- Listing -
━━━━━━━━━━━━━━━━━━━━━━━━━━━━━━
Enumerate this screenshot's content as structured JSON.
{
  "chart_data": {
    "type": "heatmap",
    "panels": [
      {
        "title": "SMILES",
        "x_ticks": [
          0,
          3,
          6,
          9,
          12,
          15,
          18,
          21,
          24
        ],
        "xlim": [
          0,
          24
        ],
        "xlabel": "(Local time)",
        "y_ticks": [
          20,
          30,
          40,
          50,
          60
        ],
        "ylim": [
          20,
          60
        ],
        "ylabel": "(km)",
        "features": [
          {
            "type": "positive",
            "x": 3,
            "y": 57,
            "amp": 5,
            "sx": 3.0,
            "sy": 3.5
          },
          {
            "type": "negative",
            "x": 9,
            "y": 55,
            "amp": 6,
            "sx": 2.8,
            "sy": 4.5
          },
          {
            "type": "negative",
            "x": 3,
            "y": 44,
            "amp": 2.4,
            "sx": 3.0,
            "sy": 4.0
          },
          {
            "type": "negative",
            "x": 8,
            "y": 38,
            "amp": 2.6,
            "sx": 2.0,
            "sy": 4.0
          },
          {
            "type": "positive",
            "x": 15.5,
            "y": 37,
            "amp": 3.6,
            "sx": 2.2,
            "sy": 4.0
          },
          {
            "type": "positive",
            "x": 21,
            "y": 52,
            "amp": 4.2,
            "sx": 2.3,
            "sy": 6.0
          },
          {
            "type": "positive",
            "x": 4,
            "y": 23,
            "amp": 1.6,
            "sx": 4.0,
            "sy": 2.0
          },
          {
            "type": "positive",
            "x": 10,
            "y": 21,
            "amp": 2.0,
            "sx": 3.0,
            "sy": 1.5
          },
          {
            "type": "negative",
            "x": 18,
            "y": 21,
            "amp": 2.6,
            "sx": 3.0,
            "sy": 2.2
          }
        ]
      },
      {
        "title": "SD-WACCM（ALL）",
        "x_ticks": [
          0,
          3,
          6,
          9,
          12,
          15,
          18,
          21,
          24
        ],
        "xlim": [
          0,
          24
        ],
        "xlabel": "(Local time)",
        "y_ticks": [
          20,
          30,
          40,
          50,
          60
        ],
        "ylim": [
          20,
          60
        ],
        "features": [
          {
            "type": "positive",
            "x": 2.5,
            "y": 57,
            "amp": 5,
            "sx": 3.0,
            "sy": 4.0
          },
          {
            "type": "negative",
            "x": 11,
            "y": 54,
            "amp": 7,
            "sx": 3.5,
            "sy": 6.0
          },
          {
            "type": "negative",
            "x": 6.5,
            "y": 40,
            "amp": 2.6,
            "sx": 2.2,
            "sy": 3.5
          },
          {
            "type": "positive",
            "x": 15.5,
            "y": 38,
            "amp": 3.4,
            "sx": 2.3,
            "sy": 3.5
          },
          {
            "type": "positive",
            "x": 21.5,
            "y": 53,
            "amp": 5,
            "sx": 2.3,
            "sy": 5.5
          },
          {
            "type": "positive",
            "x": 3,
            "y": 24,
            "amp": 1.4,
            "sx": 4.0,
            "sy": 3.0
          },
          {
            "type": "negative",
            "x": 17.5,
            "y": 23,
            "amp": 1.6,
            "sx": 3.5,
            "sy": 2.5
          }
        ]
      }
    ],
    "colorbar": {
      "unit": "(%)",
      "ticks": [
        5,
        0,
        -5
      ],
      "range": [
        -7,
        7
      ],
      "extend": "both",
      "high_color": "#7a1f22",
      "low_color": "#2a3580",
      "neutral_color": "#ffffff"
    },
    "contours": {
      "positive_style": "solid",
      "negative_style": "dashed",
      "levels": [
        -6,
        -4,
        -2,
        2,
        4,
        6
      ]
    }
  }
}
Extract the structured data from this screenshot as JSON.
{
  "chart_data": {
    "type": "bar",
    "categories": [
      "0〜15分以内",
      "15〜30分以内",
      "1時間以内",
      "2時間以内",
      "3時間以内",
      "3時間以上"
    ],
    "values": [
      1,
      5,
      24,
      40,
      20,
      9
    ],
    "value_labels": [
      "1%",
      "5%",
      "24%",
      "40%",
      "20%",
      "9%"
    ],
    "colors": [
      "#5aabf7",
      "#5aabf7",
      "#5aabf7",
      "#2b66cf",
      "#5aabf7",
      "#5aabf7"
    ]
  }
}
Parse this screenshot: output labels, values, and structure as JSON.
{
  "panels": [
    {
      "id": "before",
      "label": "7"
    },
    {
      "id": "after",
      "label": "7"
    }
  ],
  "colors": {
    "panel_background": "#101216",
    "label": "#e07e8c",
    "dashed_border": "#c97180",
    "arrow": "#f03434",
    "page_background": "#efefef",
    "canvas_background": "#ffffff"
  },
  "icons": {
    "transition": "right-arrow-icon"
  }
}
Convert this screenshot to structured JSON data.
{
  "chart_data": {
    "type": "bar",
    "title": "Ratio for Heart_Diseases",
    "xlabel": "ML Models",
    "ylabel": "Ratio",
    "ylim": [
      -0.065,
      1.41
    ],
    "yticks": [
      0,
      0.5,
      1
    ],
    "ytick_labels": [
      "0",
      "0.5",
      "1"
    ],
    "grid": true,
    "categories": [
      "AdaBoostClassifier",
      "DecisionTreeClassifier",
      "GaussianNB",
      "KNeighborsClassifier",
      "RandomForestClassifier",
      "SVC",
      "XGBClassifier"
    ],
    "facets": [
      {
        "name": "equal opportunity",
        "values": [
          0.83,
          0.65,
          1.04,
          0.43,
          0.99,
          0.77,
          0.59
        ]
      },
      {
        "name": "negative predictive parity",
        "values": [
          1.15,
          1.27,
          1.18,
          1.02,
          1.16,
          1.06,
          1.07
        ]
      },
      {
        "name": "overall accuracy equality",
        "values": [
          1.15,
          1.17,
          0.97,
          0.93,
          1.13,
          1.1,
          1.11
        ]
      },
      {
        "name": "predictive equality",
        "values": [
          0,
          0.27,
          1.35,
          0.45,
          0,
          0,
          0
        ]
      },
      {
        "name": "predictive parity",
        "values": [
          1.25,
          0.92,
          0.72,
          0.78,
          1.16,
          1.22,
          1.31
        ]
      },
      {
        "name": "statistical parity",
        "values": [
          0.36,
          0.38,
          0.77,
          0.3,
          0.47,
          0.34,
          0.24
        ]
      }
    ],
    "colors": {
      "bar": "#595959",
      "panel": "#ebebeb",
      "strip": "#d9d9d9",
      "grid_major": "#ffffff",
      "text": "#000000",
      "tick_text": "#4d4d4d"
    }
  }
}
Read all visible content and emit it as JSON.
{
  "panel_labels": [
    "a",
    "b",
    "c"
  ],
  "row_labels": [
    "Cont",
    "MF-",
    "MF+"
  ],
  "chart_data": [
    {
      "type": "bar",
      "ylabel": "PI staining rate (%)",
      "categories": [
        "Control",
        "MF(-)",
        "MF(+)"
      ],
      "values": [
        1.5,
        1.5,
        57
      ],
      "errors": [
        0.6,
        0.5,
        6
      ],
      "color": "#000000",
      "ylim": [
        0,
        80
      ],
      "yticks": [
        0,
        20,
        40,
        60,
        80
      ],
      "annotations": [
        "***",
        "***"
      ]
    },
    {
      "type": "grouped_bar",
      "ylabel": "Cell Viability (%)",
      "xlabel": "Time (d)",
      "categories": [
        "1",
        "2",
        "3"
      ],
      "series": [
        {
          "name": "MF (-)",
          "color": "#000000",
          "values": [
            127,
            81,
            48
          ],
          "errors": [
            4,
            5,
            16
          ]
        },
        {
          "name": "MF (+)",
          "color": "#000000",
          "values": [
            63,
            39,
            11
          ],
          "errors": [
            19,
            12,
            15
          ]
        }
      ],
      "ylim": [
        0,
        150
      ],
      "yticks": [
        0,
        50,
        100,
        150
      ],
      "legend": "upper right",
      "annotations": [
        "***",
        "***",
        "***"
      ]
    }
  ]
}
━━━━━━━━━━━━━━━━━━━━━━━━━━━━━━
- What is required -
Each line of the listing should be echoed back exactly.

- Worked solution -
Enumerate this screenshot's content as structured JSON.
{
  "chart_data": {
    "type": "heatmap",
    "panels": [
      {
        "title": "SMILES",
        "x_ticks": [
          0,
          3,
          6,
          9,
          12,
          15,
          18,
          21,
          24
        ],
        "xlim": [
          0,
          24
        ],
        "xlabel": "(Local time)",
        "y_ticks": [
          20,
          30,
          40,
          50,
          60
        ],
        "ylim": [
          20,
          60
        ],
        "ylabel": "(km)",
        "features": [
          {
            "type": "positive",
            "x": 3,
            "y": 57,
            "amp": 5,
            "sx": 3.0,
            "sy": 3.5
          },
          {
            "type": "negative",
            "x": 9,
            "y": 55,
            "amp": 6,
            "sx": 2.8,
            "sy": 4.5
          },
          {
            "type": "negative",
            "x": 3,
            "y": 44,
            "amp": 2.4,
            "sx": 3.0,
            "sy": 4.0
          },
          {
            "type": "negative",
            "x": 8,
            "y": 38,
            "amp": 2.6,
            "sx": 2.0,
            "sy": 4.0
          },
          {
            "type": "positive",
            "x": 15.5,
            "y": 37,
            "amp": 3.6,
            "sx": 2.2,
            "sy": 4.0
          },
          {
            "type": "positive",
            "x": 21,
            "y": 52,
            "amp": 4.2,
            "sx": 2.3,
            "sy": 6.0
          },
          {
            "type": "positive",
            "x": 4,
            "y": 23,
            "amp": 1.6,
            "sx": 4.0,
            "sy": 2.0
          },
          {
            "type": "positive",
            "x": 10,
            "y": 21,
            "amp": 2.0,
            "sx": 3.0,
            "sy": 1.5
          },
          {
            "type": "negative",
            "x": 18,
            "y": 21,
            "amp": 2.6,
            "sx": 3.0,
            "sy": 2.2
          }
        ]
      },
      {
        "title": "SD-WACCM（ALL）",
        "x_ticks": [
          0,
          3,
          6,
          9,
          12,
          15,
          18,
          21,
          24
        ],
        "xlim": [
          0,
          24
        ],
        "xlabel": "(Local time)",
        "y_ticks": [
          20,
          30,
          40,
          50,
          60
        ],
        "ylim": [
          20,
          60
        ],
        "features": [
          {
            "type": "positive",
            "x": 2.5,
            "y": 57,
            "amp": 5,
            "sx": 3.0,
            "sy": 4.0
          },
          {
            "type": "negative",
            "x": 11,
            "y": 54,
            "amp": 7,
            "sx": 3.5,
            "sy": 6.0
          },
          {
            "type": "negative",
            "x": 6.5,
            "y": 40,
            "amp": 2.6,
            "sx": 2.2,
            "sy": 3.5
          },
          {
            "type": "positive",
            "x": 15.5,
            "y": 38,
            "amp": 3.4,
            "sx": 2.3,
            "sy": 3.5
          },
          {
            "type": "positive",
            "x": 21.5,
            "y": 53,
            "amp": 5,
            "sx": 2.3,
            "sy": 5.5
          },
          {
            "type": "positive",
            "x": 3,
            "y": 24,
            "amp": 1.4,
            "sx": 4.0,
            "sy": 3.0
          },
          {
            "type": "negative",
            "x": 17.5,
            "y": 23,
            "amp": 1.6,
            "sx": 3.5,
            "sy": 2.5
          }
        ]
      }
    ],
    "colorbar": {
      "unit": "(%)",
      "ticks": [
        5,
        0,
        -5
      ],
      "range": [
        -7,
        7
      ],
      "extend": "both",
      "high_color": "#7a1f22",
      "low_color": "#2a3580",
      "neutral_color": "#ffffff"
    },
    "contours": {
      "positive_style": "solid",
      "negative_style": "dashed",
      "levels": [
        -6,
        -4,
        -2,
        2,
        4,
        6
      ]
    }
  }
}
Extract the structured data from this screenshot as JSON.
{
  "chart_data": {
    "type": "bar",
    "categories": [
      "0〜15分以内",
      "15〜30分以内",
      "1時間以内",
      "2時間以内",
      "3時間以内",
      "3時間以上"
    ],
    "values": [
      1,
      5,
      24,
      40,
      20,
      9
    ],
    "value_labels": [
      "1%",
      "5%",
      "24%",
      "40%",
      "20%",
      "9%"
    ],
    "colors": [
      "#5aabf7",
      "#5aabf7",
      "#5aabf7",
      "#2b66cf",
      "#5aabf7",
      "#5aabf7"
    ]
  }
}
Parse this screenshot: output labels, values, and structure as JSON.
{
  "panels": [
    {
      "id": "before",
      "label": "7"
    },
    {
      "id": "after",
      "label": "7"
    }
  ],
  "colors": {
    "panel_background": "#101216",
    "label": "#e07e8c",
    "dashed_border": "#c97180",
    "arrow": "#f03434",
    "page_background": "#efefef",
    "canvas_background": "#ffffff"
  },
  "icons": {
    "transition": "right-arrow-icon"
  }
}
Convert this screenshot to structured JSON data.
{
  "chart_data": {
    "type": "bar",
    "title": "Ratio for Heart_Diseases",
    "xlabel": "ML Models",
    "ylabel": "Ratio",
    "ylim": [
      -0.065,
      1.41
    ],
    "yticks": [
      0,
      0.5,
      1
    ],
    "ytick_labels": [
      "0",
      "0.5",
      "1"
    ],
    "grid": true,
    "categories": [
      "AdaBoostClassifier",
      "DecisionTreeClassifier",
      "GaussianNB",
      "KNeighborsClassifier",
      "RandomForestClassifier",
      "SVC",
      "XGBClassifier"
    ],
    "facets": [
      {
        "name": "equal opportunity",
        "values": [
          0.83,
          0.65,
          1.04,
          0.43,
          0.99,
          0.77,
          0.59
        ]
      },
      {
        "name": "negative predictive parity",
        "values": [
          1.15,
          1.27,
          1.18,
          1.02,
          1.16,
          1.06,
          1.07
        ]
      },
      {
        "name": "overall accuracy equality",
        "values": [
          1.15,
          1.17,
          0.97,
          0.93,
          1.13,
          1.1,
          1.11
        ]
      },
      {
        "name": "predictive equality",
        "values": [
          0,
          0.27,
          1.35,
          0.45,
          0,
          0,
          0
        ]
      },
      {
        "name": "predictive parity",
        "values": [
          1.25,
          0.92,
          0.72,
          0.78,
          1.16,
          1.22,
          1.31
        ]
      },
      {
        "name": "statistical parity",
        "values": [
          0.36,
          0.38,
          0.77,
          0.3,
          0.47,
          0.34,
          0.24
        ]
      }
    ],
    "colors": {
      "bar": "#595959",
      "panel": "#ebebeb",
      "strip": "#d9d9d9",
      "grid_major": "#ffffff",
      "text": "#000000",
      "tick_text": "#4d4d4d"
    }
  }
}
Read all visible content and emit it as JSON.
{
  "panel_labels": [
    "a",
    "b",
    "c"
  ],
  "row_labels": [
    "Cont",
    "MF-",
    "MF+"
  ],
  "chart_data": [
    {
      "type": "bar",
      "ylabel": "PI staining rate (%)",
      "categories": [
        "Control",
        "MF(-)",
        "MF(+)"
      ],
      "values": [
        1.5,
        1.5,
        57
      ],
      "errors": [
        0.6,
        0.5,
        6
      ],
      "color": "#000000",
      "ylim": [
        0,
        80
      ],
      "yticks": [
        0,
        20,
        40,
        60,
        80
      ],
      "annotations": [
        "***",
        "***"
      ]
    },
    {
      "type": "grouped_bar",
      "ylabel": "Cell Viability (%)",
      "xlabel": "Time (d)",
      "categories": [
        "1",
        "2",
        "3"
      ],
      "series": [
        {
          "name": "MF (-)",
          "color": "#000000",
          "values": [
            127,
            81,
            48
          ],
          "errors": [
            4,
            5,
            16
          ]
        },
        {
          "name": "MF (+)",
          "color": "#000000",
          "values": [
            63,
            39,
            11
          ],
          "errors": [
            19,
            12,
            15
          ]
        }
      ],
      "ylim": [
        0,
        150
      ],
      "yticks": [
        0,
        50,
        100,
        150
      ],
      "legend": "upper right",
      "annotations": [
        "***",
        "***",
        "***"
      ]
    }
  ]
}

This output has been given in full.